§ **What you should do**: Can you transcribe every record below exactly as it appears?

§ **Figure record extracts**:
-------

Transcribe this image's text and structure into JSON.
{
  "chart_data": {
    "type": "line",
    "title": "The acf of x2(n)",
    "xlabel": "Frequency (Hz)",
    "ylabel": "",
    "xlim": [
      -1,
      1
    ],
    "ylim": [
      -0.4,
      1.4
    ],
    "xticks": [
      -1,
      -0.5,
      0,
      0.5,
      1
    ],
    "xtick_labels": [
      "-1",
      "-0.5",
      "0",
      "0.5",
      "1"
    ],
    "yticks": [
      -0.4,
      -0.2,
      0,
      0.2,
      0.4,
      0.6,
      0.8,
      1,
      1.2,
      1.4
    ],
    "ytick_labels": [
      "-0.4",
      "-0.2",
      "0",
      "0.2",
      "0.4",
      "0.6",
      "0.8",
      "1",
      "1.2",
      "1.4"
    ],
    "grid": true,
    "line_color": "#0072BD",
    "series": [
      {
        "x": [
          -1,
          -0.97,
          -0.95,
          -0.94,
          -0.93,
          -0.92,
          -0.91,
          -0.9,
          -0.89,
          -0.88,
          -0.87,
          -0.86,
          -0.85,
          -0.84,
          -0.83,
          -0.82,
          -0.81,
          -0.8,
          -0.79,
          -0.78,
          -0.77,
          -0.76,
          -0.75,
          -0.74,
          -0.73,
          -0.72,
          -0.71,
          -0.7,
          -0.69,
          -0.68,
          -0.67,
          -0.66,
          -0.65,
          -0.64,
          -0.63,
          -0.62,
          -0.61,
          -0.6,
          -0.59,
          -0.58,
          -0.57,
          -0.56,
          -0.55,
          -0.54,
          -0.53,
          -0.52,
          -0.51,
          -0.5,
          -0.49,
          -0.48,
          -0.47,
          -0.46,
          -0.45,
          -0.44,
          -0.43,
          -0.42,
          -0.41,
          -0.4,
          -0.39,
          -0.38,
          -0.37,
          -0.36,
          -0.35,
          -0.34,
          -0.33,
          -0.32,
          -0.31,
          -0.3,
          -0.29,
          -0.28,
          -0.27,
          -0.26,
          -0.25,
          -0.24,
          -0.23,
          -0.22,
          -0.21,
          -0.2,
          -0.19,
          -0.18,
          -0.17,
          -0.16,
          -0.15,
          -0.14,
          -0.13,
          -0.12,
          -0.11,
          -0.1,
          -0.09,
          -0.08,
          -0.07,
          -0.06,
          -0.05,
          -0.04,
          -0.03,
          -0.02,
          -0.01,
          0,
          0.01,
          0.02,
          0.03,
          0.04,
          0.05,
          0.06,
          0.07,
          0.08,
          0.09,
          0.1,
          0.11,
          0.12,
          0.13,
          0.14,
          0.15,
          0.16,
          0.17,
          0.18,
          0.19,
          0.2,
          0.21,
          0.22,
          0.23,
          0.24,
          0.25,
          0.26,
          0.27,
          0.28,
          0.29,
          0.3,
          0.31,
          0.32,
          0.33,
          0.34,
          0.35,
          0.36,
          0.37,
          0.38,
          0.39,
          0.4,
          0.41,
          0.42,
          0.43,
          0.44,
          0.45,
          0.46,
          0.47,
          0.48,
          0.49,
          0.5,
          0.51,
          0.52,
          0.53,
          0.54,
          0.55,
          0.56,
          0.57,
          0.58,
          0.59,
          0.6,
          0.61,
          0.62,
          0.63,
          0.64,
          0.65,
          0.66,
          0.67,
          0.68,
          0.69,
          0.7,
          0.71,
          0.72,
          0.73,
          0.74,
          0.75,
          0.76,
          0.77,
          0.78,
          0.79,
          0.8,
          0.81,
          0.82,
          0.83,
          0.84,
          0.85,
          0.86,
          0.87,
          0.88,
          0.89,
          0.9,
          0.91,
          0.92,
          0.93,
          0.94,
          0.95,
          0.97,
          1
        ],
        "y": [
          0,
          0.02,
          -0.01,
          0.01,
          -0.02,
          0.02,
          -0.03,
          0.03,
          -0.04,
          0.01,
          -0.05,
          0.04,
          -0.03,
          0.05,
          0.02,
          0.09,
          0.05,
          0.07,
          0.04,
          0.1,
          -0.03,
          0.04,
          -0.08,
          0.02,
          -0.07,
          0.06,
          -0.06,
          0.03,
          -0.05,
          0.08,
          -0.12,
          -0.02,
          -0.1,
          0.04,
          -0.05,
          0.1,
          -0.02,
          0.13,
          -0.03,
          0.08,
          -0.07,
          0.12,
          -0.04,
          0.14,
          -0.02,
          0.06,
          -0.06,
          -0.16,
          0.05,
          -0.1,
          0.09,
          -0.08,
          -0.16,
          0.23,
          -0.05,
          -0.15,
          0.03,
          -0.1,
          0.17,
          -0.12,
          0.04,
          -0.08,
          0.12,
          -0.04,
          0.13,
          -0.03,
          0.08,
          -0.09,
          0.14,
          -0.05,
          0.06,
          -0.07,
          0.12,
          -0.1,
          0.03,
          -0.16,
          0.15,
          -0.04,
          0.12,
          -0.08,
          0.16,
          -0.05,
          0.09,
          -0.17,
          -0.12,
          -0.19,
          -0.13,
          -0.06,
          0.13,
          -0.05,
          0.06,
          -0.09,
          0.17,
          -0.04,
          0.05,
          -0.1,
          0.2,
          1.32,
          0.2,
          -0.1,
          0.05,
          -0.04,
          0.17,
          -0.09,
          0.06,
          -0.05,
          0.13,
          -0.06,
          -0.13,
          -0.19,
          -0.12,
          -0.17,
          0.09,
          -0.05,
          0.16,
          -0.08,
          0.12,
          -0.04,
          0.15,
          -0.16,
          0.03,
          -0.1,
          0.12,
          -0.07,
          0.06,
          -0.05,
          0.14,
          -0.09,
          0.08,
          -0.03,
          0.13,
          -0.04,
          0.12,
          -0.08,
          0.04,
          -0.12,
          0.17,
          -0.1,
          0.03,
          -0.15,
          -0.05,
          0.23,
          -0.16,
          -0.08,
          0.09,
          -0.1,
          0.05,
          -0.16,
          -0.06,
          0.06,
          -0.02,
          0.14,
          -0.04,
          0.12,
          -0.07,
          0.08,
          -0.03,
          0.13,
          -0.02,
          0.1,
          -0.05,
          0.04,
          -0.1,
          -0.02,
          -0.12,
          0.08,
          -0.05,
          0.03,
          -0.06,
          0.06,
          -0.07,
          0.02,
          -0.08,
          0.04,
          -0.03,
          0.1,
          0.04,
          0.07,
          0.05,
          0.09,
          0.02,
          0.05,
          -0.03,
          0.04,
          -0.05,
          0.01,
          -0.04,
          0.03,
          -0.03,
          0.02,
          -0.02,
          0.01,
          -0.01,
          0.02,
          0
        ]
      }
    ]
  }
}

-------

§ **Expected answer**:
Transcribe this image's text and structure into JSON.
{
  "chart_data": {
    "type": "line",
    "title": "The acf of x2(n)",
    "xlabel": "Frequency (Hz)",
    "ylabel": "",
    "xlim": [
      -1,
      1
    ],
    "ylim": [
      -0.4,
      1.4
    ],
    "xticks": [
      -1,
      -0.5,
      0,
      0.5,
      1
    ],
    "xtick_labels": [
      "-1",
      "-0.5",
      "0",
      "0.5",
      "1"
    ],
    "yticks": [
      -0.4,
      -0.2,
      0,
      0.2,
      0.4,
      0.6,
      0.8,
      1,
      1.2,
      1.4
    ],
    "ytick_labels": [
      "-0.4",
      "-0.2",
      "0",
      "0.2",
      "0.4",
      "0.6",
      "0.8",
      "1",
      "1.2",
      "1.4"
    ],
    "grid": true,
    "line_color": "#0072BD",
    "series": [
      {
        "x": [
          -1,
          -0.97,
          -0.95,
          -0.94,
          -0.93,
          -0.92,
          -0.91,
          -0.9,
          -0.89,
          -0.88,
          -0.87,
          -0.86,
          -0.85,
          -0.84,
          -0.83,
          -0.82,
          -0.81,
          -0.8,
          -0.79,
          -0.78,
          -0.77,
          -0.76,
          -0.75,
          -0.74,
          -0.73,
          -0.72,
          -0.71,
          -0.7,
          -0.69,
          -0.68,
          -0.67,
          -0.66,
          -0.65,
          -0.64,
          -0.63,
          -0.62,
          -0.61,
          -0.6,
          -0.59,
          -0.58,
          -0.57,
          -0.56,
          -0.55,
          -0.54,
          -0.53,
          -0.52,
          -0.51,
          -0.5,
          -0.49,
          -0.48,
          -0.47,
          -0.46,
          -0.45,
          -0.44,
          -0.43,
          -0.42,
          -0.41,
          -0.4,
          -0.39,
          -0.38,
          -0.37,
          -0.36,
          -0.35,
          -0.34,
          -0.33,
          -0.32,
          -0.31,
          -0.3,
          -0.29,
          -0.28,
          -0.27,
          -0.26,
          -0.25,
          -0.24,
          -0.23,
          -0.22,
          -0.21,
          -0.2,
          -0.19,
          -0.18,
          -0.17,
          -0.16,
          -0.15,
          -0.14,
          -0.13,
          -0.12,
          -0.11,
          -0.1,
          -0.09,
          -0.08,
          -0.07,
          -0.06,
          -0.05,
          -0.04,
          -0.03,
          -0.02,
          -0.01,
          0,
          0.01,
          0.02,
          0.03,
          0.04,
          0.05,
          0.06,
          0.07,
          0.08,
          0.09,
          0.1,
          0.11,
          0.12,
          0.13,
          0.14,
          0.15,
          0.16,
          0.17,
          0.18,
          0.19,
          0.2,
          0.21,
          0.22,
          0.23,
          0.24,
          0.25,
          0.26,
          0.27,
          0.28,
          0.29,
          0.3,
          0.31,
          0.32,
          0.33,
          0.34,
          0.35,
          0.36,
          0.37,
          0.38,
          0.39,
          0.4,
          0.41,
          0.42,
          0.43,
          0.44,
          0.45,
          0.46,
          0.47,
          0.48,
          0.49,
          0.5,
          0.51,
          0.52,
          0.53,
          0.54,
          0.55,
          0.56,
          0.57,
          0.58,
          0.59,
          0.6,
          0.61,
          0.62,
          0.63,
          0.64,
          0.65,
          0.66,
          0.67,
          0.68,
          0.69,
          0.7,
          0.71,
          0.72,
          0.73,
          0.74,
          0.75,
          0.76,
          0.77,
          0.78,
          0.79,
          0.8,
          0.81,
          0.82,
          0.83,
          0.84,
          0.85,
          0.86,
          0.87,
          0.88,
          0.89,
          0.9,
          0.91,
          0.92,
          0.93,
          0.94,
          0.95,
          0.97,
          1
        ],
        "y": [
          0,
          0.02,
          -0.01,
          0.01,
          -0.02,
          0.02,
          -0.03,
          0.03,
          -0.04,
          0.01,
          -0.05,
          0.04,
          -0.03,
          0.05,
          0.02,
          0.09,
          0.05,
          0.07,
          0.04,
          0.1,
          -0.03,
          0.04,
          -0.08,
          0.02,
          -0.07,
          0.06,
          -0.06,
          0.03,
          -0.05,
          0.08,
          -0.12,
          -0.02,
          -0.1,
          0.04,
          -0.05,
          0.1,
          -0.02,
          0.13,
          -0.03,
          0.08,
          -0.07,
          0.12,
          -0.04,
          0.14,
          -0.02,
          0.06,
          -0.06,
          -0.16,
          0.05,
          -0.1,
          0.09,
          -0.08,
          -0.16,
          0.23,
          -0.05,
          -0.15,
          0.03,
          -0.1,
          0.17,
          -0.12,
          0.04,
          -0.08,
          0.12,
          -0.04,
          0.13,
          -0.03,
          0.08,
          -0.09,
          0.14,
          -0.05,
          0.06,
          -0.07,
          0.12,
          -0.1,
          0.03,
          -0.16,
          0.15,
          -0.04,
          0.12,
          -0.08,
          0.16,
          -0.05,
          0.09,
          -0.17,
          -0.12,
          -0.19,
          -0.13,
          -0.06,
          0.13,
          -0.05,
          0.06,
          -0.09,
          0.17,
          -0.04,
          0.05,
          -0.1,
          0.2,
          1.32,
          0.2,
          -0.1,
          0.05,
          -0.04,
          0.17,
          -0.09,
          0.06,
          -0.05,
          0.13,
          -0.06,
          -0.13,
          -0.19,
          -0.12,
          -0.17,
          0.09,
          -0.05,
          0.16,
          -0.08,
          0.12,
          -0.04,
          0.15,
          -0.16,
          0.03,
          -0.1,
          0.12,
          -0.07,
          0.06,
          -0.05,
          0.14,
          -0.09,
          0.08,
          -0.03,
          0.13,
          -0.04,
          0.12,
          -0.08,
          0.04,
          -0.12,
          0.17,
          -0.1,
          0.03,
          -0.15,
          -0.05,
          0.23,
          -0.16,
          -0.08,
          0.09,
          -0.1,
          0.05,
          -0.16,
          -0.06,
          0.06,
          -0.02,
          0.14,
          -0.04,
          0.12,
          -0.07,
          0.08,
          -0.03,
          0.13,
          -0.02,
          0.1,
          -0.05,
          0.04,
          -0.1,
          -0.02,
          -0.12,
          0.08,
          -0.05,
          0.03,
          -0.06,
          0.06,
          -0.07,
          0.02,
          -0.08,
          0.04,
          -0.03,
          0.1,
          0.04,
          0.07,
          0.05,
          0.09,
          0.02,
          0.05,
          -0.03,
          0.04,
          -0.05,
          0.01,
          -0.04,
          0.03,
          -0.03,
          0.02,
          -0.02,
          0.01,
          -0.01,
          0.02,
          0
        ]
      }
    ]
  }
}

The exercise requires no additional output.